- [Information provided]
------------------------------------

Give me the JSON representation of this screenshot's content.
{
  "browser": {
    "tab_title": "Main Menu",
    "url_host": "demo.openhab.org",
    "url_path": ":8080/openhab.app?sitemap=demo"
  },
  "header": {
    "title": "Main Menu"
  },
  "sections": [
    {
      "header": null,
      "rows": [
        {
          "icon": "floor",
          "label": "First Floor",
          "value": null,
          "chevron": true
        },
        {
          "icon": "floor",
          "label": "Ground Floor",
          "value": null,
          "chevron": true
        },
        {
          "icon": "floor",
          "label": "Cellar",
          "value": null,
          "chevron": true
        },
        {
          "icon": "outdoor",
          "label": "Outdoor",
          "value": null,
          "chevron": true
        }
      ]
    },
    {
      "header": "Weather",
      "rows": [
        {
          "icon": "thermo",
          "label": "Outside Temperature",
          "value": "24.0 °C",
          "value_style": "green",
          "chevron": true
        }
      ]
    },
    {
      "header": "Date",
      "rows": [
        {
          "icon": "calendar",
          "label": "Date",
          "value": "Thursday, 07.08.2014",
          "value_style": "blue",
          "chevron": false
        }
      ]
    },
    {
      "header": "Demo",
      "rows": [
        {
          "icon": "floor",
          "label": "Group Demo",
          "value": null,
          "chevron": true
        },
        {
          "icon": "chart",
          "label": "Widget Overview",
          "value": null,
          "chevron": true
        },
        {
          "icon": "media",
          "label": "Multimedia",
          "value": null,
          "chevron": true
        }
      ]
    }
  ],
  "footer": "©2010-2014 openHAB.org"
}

------------------------------------

- [Exercise objective]
Among the lines of the material, find those that hold the word "header" and copy them.

- [Result below]
  "header": {
      "header": null,
      "header": "Weather",
      "header": "Date",
      "header": "Demo",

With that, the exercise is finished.